◆ Directive: Print all entries word for word.

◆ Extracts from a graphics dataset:
++++
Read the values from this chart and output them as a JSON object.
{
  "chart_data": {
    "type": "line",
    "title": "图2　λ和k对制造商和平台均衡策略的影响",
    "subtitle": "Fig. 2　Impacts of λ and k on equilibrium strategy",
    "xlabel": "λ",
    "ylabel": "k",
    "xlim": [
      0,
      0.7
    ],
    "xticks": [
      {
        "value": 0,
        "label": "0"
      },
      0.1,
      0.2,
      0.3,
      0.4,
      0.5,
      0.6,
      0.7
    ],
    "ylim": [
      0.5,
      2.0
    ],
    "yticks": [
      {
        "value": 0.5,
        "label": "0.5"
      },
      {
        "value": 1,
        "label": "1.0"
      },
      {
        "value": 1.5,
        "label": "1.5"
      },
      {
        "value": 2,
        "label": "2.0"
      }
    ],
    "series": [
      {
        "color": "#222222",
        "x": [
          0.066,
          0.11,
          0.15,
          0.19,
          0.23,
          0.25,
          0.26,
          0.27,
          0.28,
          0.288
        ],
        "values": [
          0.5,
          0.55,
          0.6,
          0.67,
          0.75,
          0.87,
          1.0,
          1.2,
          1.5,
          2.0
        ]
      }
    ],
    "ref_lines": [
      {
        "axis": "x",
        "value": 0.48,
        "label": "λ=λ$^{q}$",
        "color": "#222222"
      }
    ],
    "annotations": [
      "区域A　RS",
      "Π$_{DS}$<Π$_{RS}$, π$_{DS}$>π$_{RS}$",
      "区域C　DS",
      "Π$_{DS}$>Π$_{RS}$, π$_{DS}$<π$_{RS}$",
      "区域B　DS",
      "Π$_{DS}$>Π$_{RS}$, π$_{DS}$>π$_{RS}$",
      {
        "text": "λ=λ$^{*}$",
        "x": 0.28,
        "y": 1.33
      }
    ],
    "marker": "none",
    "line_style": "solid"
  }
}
++++
◆ Solution:
Read the values from this chart and output them as a JSON object.
{
  "chart_data": {
    "type": "line",
    "title": "图2　λ和k对制造商和平台均衡策略的影响",
    "subtitle": "Fig. 2　Impacts of λ and k on equilibrium strategy",
    "xlabel": "λ",
    "ylabel": "k",
    "xlim": [
      0,
      0.7
    ],
    "xticks": [
      {
        "value": 0,
        "label": "0"
      },
      0.1,
      0.2,
      0.3,
      0.4,
      0.5,
      0.6,
      0.7
    ],
    "ylim": [
      0.5,
      2.0
    ],
    "yticks": [
      {
        "value": 0.5,
        "label": "0.5"
      },
      {
        "value": 1,
        "label": "1.0"
      },
      {
        "value": 1.5,
        "label": "1.5"
      },
      {
        "value": 2,
        "label": "2.0"
      }
    ],
    "series": [
      {
        "color": "#222222",
        "x": [
          0.066,
          0.11,
          0.15,
          0.19,
          0.23,
          0.25,
          0.26,
          0.27,
          0.28,
          0.288
        ],
        "values": [
          0.5,
          0.55,
          0.6,
          0.67,
          0.75,
          0.87,
          1.0,
          1.2,
          1.5,
          2.0
        ]
      }
    ],
    "ref_lines": [
      {
        "axis": "x",
        "value": 0.48,
        "label": "λ=λ$^{q}$",
        "color": "#222222"
      }
    ],
    "annotations": [
      "区域A　RS",
      "Π$_{DS}$<Π$_{RS}$, π$_{DS}$>π$_{RS}$",
      "区域C　DS",
      "Π$_{DS}$>Π$_{RS}$, π$_{DS}$<π$_{RS}$",
      "区域B　DS",
      "Π$_{DS}$>Π$_{RS}$, π$_{DS}$>π$_{RS}$",
      {
        "text": "λ=λ$^{*}$",
        "x": 0.28,
        "y": 1.33
      }
    ],
    "marker": "none",
    "line_style": "solid"
  }
}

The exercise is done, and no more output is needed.